[START OF GIVEN RECORDS]

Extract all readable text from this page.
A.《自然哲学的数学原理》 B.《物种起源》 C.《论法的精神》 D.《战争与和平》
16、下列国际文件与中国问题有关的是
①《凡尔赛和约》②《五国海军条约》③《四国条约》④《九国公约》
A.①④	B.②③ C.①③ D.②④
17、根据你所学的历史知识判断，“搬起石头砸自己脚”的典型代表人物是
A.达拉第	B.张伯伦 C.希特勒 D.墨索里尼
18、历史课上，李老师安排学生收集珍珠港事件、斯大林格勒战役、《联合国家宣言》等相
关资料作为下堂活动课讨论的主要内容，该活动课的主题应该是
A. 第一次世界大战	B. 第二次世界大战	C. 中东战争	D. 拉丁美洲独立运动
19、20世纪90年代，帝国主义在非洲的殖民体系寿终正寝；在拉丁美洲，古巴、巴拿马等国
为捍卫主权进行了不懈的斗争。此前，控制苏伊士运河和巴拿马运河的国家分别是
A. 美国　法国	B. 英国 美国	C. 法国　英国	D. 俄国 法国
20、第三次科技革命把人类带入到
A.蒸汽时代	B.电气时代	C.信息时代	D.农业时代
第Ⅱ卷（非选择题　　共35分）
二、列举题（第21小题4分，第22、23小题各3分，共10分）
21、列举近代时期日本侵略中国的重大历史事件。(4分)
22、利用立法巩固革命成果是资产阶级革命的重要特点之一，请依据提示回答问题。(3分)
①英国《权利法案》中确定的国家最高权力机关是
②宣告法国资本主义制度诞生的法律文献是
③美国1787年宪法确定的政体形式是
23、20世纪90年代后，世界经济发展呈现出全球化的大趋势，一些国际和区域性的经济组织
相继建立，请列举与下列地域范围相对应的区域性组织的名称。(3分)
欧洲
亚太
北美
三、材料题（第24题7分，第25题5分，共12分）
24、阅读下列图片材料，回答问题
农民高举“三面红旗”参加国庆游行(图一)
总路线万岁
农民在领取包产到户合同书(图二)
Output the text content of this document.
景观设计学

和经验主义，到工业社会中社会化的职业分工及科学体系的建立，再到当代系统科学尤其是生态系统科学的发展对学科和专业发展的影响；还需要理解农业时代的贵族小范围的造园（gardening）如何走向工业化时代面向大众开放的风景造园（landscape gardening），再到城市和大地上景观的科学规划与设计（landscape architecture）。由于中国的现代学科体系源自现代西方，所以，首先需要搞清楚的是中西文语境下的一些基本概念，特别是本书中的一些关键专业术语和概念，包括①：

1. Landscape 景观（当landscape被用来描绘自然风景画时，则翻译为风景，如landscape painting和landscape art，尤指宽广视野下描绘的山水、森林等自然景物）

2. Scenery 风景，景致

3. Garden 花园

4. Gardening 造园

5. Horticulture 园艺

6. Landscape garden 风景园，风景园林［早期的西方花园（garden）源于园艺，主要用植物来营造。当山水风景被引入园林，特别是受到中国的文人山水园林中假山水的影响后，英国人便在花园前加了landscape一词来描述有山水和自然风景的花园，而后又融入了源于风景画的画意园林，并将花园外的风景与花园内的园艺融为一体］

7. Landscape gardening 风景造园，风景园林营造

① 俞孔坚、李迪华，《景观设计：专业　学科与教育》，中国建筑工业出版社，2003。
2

[END OF GIVEN RECORDS]

EXERCISE DESCRIPTION:
All lines from the line containing "Output the text content of this document." through the end of the listing above are to be duplicated exactly; include both ends and nothing further.

ANSWER IN FULL:
Output the text content of this document.
景观设计学

和经验主义，到工业社会中社会化的职业分工及科学体系的建立，再到当代系统科学尤其是生态系统科学的发展对学科和专业发展的影响；还需要理解农业时代的贵族小范围的造园（gardening）如何走向工业化时代面向大众开放的风景造园（landscape gardening），再到城市和大地上景观的科学规划与设计（landscape architecture）。由于中国的现代学科体系源自现代西方，所以，首先需要搞清楚的是中西文语境下的一些基本概念，特别是本书中的一些关键专业术语和概念，包括①：

1. Landscape 景观（当landscape被用来描绘自然风景画时，则翻译为风景，如landscape painting和landscape art，尤指宽广视野下描绘的山水、森林等自然景物）

2. Scenery 风景，景致

3. Garden 花园

4. Gardening 造园

5. Horticulture 园艺

6. Landscape garden 风景园，风景园林［早期的西方花园（garden）源于园艺，主要用植物来营造。当山水风景被引入园林，特别是受到中国的文人山水园林中假山水的影响后，英国人便在花园前加了landscape一词来描述有山水和自然风景的花园，而后又融入了源于风景画的画意园林，并将花园外的风景与花园内的园艺融为一体］

7. Landscape gardening 风景造园，风景园林营造

① 俞孔坚、李迪华，《景观设计：专业　学科与教育》，中国建筑工业出版社，2003。
2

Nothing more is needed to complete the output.